SET TASK >>
Reproduce each line of the listing exactly.

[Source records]
^^^^

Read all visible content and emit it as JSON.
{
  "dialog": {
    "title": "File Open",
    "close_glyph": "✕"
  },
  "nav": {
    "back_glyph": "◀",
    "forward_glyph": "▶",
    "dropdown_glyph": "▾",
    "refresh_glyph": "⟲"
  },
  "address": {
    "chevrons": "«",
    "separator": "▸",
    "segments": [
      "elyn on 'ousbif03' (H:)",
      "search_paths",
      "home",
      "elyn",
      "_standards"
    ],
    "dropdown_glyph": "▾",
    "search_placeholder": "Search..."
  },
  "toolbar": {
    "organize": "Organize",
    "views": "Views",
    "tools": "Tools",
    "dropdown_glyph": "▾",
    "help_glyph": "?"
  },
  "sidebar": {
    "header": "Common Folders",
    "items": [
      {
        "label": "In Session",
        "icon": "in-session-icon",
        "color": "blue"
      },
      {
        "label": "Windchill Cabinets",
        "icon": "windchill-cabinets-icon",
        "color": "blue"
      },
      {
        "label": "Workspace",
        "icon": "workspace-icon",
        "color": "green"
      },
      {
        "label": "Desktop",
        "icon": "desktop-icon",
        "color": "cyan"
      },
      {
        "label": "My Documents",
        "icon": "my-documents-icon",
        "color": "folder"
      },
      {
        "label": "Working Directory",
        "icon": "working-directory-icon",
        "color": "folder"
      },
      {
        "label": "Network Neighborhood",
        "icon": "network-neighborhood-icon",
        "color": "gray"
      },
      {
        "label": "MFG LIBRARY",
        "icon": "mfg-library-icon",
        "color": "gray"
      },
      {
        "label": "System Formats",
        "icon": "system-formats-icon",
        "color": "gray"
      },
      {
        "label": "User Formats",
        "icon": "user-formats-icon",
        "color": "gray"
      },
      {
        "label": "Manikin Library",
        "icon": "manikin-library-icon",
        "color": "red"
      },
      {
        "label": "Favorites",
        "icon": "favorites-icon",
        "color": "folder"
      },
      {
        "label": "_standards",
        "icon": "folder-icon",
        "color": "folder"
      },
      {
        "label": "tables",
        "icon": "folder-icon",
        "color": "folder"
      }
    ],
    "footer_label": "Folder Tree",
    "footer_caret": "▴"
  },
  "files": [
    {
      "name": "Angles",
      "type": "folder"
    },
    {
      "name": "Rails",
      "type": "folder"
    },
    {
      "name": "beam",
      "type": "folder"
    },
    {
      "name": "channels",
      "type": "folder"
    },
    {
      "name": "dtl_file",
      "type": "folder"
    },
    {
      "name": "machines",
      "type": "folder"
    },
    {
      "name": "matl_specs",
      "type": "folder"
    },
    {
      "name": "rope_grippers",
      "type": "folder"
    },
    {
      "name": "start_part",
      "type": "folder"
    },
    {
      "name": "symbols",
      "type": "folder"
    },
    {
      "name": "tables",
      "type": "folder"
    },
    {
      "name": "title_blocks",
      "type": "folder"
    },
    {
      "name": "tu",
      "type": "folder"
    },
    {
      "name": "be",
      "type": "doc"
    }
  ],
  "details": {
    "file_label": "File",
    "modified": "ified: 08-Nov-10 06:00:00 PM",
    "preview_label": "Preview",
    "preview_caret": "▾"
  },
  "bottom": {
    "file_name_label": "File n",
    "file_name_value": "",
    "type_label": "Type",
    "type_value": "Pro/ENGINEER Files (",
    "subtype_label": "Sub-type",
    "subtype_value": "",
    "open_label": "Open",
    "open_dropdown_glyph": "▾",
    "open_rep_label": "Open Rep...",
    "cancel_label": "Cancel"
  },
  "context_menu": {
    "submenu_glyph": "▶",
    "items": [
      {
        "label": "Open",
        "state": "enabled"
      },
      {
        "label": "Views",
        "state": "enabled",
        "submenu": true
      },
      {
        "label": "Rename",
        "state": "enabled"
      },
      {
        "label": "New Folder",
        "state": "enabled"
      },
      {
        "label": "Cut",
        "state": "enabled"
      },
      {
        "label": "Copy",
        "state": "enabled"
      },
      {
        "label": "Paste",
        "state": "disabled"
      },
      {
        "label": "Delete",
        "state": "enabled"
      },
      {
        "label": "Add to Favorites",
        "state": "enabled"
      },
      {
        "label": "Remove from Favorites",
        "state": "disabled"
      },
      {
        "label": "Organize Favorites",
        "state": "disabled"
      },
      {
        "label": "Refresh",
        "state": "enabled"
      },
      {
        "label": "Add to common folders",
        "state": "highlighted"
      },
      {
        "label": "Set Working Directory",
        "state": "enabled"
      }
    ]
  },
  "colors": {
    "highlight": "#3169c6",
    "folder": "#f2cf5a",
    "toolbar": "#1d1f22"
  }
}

^^^^

ANSWER TO THE EXERCISE >>
Read all visible content and emit it as JSON.
{
  "dialog": {
    "title": "File Open",
    "close_glyph": "✕"
  },
  "nav": {
    "back_glyph": "◀",
    "forward_glyph": "▶",
    "dropdown_glyph": "▾",
    "refresh_glyph": "⟲"
  },
  "address": {
    "chevrons": "«",
    "separator": "▸",
    "segments": [
      "elyn on 'ousbif03' (H:)",
      "search_paths",
      "home",
      "elyn",
      "_standards"
    ],
    "dropdown_glyph": "▾",
    "search_placeholder": "Search..."
  },
  "toolbar": {
    "organize": "Organize",
    "views": "Views",
    "tools": "Tools",
    "dropdown_glyph": "▾",
    "help_glyph": "?"
  },
  "sidebar": {
    "header": "Common Folders",
    "items": [
      {
        "label": "In Session",
        "icon": "in-session-icon",
        "color": "blue"
      },
      {
        "label": "Windchill Cabinets",
        "icon": "windchill-cabinets-icon",
        "color": "blue"
      },
      {
        "label": "Workspace",
        "icon": "workspace-icon",
        "color": "green"
      },
      {
        "label": "Desktop",
        "icon": "desktop-icon",
        "color": "cyan"
      },
      {
        "label": "My Documents",
        "icon": "my-documents-icon",
        "color": "folder"
      },
      {
        "label": "Working Directory",
        "icon": "working-directory-icon",
        "color": "folder"
      },
      {
        "label": "Network Neighborhood",
        "icon": "network-neighborhood-icon",
        "color": "gray"
      },
      {
        "label": "MFG LIBRARY",
        "icon": "mfg-library-icon",
        "color": "gray"
      },
      {
        "label": "System Formats",
        "icon": "system-formats-icon",
        "color": "gray"
      },
      {
        "label": "User Formats",
        "icon": "user-formats-icon",
        "color": "gray"
      },
      {
        "label": "Manikin Library",
        "icon": "manikin-library-icon",
        "color": "red"
      },
      {
        "label": "Favorites",
        "icon": "favorites-icon",
        "color": "folder"
      },
      {
        "label": "_standards",
        "icon": "folder-icon",
        "color": "folder"
      },
      {
        "label": "tables",
        "icon": "folder-icon",
        "color": "folder"
      }
    ],
    "footer_label": "Folder Tree",
    "footer_caret": "▴"
  },
  "files": [
    {
      "name": "Angles",
      "type": "folder"
    },
    {
      "name": "Rails",
      "type": "folder"
    },
    {
      "name": "beam",
      "type": "folder"
    },
    {
      "name": "channels",
      "type": "folder"
    },
    {
      "name": "dtl_file",
      "type": "folder"
    },
    {
      "name": "machines",
      "type": "folder"
    },
    {
      "name": "matl_specs",
      "type": "folder"
    },
    {
      "name": "rope_grippers",
      "type": "folder"
    },
    {
      "name": "start_part",
      "type": "folder"
    },
    {
      "name": "symbols",
      "type": "folder"
    },
    {
      "name": "tables",
      "type": "folder"
    },
    {
      "name": "title_blocks",
      "type": "folder"
    },
    {
      "name": "tu",
      "type": "folder"
    },
    {
      "name": "be",
      "type": "doc"
    }
  ],
  "details": {
    "file_label": "File",
    "modified": "ified: 08-Nov-10 06:00:00 PM",
    "preview_label": "Preview",
    "preview_caret": "▾"
  },
  "bottom": {
    "file_name_label": "File n",
    "file_name_value": "",
    "type_label": "Type",
    "type_value": "Pro/ENGINEER Files (",
    "subtype_label": "Sub-type",
    "subtype_value": "",
    "open_label": "Open",
    "open_dropdown_glyph": "▾",
    "open_rep_label": "Open Rep...",
    "cancel_label": "Cancel"
  },
  "context_menu": {
    "submenu_glyph": "▶",
    "items": [
      {
        "label": "Open",
        "state": "enabled"
      },
      {
        "label": "Views",
        "state": "enabled",
        "submenu": true
      },
      {
        "label": "Rename",
        "state": "enabled"
      },
      {
        "label": "New Folder",
        "state": "enabled"
      },
      {
        "label": "Cut",
        "state": "enabled"
      },
      {
        "label": "Copy",
        "state": "enabled"
      },
      {
        "label": "Paste",
        "state": "disabled"
      },
      {
        "label": "Delete",
        "state": "enabled"
      },
      {
        "label": "Add to Favorites",
        "state": "enabled"
      },
      {
        "label": "Remove from Favorites",
        "state": "disabled"
      },
      {
        "label": "Organize Favorites",
        "state": "disabled"
      },
      {
        "label": "Refresh",
        "state": "enabled"
      },
      {
        "label": "Add to common folders",
        "state": "highlighted"
      },
      {
        "label": "Set Working Directory",
        "state": "enabled"
      }
    ]
  },
  "colors": {
    "highlight": "#3169c6",
    "folder": "#f2cf5a",
    "toolbar": "#1d1f22"
  }
}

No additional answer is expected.